##### Working data #####

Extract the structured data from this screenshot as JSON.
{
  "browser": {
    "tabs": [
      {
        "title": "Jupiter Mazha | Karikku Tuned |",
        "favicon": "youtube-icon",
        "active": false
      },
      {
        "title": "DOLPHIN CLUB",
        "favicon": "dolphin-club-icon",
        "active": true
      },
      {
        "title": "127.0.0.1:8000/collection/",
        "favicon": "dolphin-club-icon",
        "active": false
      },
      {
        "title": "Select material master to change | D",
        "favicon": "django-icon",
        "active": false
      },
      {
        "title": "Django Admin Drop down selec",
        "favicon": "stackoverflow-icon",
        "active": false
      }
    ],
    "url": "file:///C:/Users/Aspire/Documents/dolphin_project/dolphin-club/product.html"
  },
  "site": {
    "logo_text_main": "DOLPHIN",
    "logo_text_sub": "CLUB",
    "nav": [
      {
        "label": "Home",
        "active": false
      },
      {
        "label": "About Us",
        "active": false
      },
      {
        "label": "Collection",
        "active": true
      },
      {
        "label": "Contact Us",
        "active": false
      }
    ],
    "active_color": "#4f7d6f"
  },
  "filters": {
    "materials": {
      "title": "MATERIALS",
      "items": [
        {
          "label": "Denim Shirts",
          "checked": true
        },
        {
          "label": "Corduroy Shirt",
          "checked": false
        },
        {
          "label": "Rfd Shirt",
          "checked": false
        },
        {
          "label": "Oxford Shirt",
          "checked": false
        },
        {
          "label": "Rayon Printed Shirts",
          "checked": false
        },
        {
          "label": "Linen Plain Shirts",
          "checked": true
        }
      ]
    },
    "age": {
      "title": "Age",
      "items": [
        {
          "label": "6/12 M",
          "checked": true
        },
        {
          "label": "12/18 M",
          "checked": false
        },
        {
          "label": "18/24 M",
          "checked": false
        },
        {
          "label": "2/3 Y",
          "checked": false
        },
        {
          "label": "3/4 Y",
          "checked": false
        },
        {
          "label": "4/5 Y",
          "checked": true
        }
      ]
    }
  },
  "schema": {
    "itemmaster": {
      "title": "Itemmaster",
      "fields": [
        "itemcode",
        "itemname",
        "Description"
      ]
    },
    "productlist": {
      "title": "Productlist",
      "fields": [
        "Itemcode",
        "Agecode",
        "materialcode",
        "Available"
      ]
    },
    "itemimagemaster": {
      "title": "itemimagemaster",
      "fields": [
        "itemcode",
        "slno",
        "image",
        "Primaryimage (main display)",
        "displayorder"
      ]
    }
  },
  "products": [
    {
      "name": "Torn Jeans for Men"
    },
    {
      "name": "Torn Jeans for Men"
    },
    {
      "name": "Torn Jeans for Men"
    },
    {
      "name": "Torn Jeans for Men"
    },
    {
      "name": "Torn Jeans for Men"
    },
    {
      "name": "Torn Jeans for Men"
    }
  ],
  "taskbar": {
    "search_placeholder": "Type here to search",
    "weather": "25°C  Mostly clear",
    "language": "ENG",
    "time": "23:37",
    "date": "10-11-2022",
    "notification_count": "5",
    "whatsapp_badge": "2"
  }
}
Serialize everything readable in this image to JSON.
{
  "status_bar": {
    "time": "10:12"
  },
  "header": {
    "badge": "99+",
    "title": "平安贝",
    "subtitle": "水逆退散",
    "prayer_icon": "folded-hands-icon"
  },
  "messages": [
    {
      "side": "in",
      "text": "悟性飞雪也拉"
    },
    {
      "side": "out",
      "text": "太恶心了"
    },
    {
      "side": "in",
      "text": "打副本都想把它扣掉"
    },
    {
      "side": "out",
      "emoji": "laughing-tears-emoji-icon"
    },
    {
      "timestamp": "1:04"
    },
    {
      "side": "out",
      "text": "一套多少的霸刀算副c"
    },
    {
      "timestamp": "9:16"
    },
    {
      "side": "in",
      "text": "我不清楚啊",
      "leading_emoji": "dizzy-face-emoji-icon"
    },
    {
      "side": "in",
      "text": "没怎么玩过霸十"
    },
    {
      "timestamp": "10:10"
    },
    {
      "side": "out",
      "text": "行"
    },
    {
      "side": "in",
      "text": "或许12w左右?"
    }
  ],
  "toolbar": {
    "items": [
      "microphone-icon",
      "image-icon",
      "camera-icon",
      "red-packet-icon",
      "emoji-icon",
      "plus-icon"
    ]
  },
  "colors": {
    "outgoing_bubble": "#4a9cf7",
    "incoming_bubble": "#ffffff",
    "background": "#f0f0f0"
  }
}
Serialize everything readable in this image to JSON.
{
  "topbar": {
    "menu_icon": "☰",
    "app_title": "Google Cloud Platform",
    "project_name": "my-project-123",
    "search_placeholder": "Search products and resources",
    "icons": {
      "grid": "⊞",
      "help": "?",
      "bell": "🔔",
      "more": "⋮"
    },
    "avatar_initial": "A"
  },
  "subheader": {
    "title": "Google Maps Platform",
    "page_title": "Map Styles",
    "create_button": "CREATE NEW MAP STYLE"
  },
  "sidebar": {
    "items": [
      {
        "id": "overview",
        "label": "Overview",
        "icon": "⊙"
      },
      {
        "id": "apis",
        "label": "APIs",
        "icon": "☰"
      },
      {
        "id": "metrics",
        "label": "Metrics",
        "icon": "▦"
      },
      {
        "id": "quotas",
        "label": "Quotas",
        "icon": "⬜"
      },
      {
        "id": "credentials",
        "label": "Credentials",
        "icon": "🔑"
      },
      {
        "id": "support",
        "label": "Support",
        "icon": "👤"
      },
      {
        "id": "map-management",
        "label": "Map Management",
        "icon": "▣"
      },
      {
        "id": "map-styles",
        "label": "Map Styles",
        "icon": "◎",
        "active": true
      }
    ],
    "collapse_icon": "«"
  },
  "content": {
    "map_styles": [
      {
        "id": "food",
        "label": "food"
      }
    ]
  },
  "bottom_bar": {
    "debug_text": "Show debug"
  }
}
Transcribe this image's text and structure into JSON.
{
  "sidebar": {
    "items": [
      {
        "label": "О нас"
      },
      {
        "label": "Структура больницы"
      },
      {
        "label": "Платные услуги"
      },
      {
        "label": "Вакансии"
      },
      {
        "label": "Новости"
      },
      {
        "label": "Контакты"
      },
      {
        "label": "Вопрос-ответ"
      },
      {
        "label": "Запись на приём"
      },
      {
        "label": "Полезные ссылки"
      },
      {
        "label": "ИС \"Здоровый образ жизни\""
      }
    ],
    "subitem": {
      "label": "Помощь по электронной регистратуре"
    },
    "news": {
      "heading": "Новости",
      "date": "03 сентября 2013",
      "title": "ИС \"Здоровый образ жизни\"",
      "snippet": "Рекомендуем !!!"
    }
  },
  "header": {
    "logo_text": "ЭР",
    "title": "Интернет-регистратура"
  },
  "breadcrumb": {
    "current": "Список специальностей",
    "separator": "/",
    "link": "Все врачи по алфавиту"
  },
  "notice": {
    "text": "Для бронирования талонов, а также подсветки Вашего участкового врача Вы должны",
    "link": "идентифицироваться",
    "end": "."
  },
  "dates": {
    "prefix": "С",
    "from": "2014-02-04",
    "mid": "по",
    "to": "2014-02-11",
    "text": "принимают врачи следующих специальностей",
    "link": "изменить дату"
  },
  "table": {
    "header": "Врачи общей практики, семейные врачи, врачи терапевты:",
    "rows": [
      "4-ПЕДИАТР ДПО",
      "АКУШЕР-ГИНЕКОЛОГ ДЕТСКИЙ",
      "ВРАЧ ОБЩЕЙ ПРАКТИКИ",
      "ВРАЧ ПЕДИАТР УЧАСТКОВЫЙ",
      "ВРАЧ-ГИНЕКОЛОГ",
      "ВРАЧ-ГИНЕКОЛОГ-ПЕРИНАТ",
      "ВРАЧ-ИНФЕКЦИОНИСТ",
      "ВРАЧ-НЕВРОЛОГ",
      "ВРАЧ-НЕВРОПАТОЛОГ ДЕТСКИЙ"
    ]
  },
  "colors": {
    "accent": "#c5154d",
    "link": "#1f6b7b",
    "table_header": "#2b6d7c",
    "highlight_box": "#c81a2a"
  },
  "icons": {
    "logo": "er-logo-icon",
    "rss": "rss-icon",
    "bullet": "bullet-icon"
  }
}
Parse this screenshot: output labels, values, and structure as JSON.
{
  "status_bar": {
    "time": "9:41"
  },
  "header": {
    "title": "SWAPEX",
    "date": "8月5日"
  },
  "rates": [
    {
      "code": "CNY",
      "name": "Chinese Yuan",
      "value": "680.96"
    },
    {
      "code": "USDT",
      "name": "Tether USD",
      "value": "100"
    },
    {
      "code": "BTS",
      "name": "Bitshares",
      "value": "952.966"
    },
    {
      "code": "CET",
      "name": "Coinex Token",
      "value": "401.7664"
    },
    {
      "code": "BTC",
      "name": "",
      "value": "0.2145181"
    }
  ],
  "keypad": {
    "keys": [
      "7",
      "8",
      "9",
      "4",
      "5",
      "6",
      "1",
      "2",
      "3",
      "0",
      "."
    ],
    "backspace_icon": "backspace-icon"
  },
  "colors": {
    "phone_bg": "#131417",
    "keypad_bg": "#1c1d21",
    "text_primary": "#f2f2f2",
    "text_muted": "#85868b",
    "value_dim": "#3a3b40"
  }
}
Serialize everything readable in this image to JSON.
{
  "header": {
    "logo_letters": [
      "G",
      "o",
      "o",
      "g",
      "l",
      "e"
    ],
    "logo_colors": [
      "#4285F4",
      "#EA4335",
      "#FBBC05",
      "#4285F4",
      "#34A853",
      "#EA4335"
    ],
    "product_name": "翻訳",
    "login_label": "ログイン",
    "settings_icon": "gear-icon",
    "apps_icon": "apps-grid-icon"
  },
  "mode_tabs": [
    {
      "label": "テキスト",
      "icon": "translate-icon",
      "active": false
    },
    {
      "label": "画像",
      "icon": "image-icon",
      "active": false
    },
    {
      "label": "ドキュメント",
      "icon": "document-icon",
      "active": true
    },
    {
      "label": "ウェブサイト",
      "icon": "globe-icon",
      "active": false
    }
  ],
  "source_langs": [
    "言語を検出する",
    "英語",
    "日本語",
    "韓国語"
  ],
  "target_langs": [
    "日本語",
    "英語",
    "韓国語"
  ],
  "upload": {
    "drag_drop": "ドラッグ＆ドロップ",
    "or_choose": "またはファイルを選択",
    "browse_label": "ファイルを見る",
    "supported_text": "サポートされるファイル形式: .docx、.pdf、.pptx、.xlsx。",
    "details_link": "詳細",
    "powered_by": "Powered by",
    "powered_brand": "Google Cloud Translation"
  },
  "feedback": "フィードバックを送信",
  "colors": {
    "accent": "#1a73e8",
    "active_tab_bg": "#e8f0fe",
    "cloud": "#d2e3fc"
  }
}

#####

Required work =>
Pull every line containing "emoji" from the data.

Solution =>
      "emoji": "laughing-tears-emoji-icon"
      "leading_emoji": "dizzy-face-emoji-icon"
      "emoji-icon",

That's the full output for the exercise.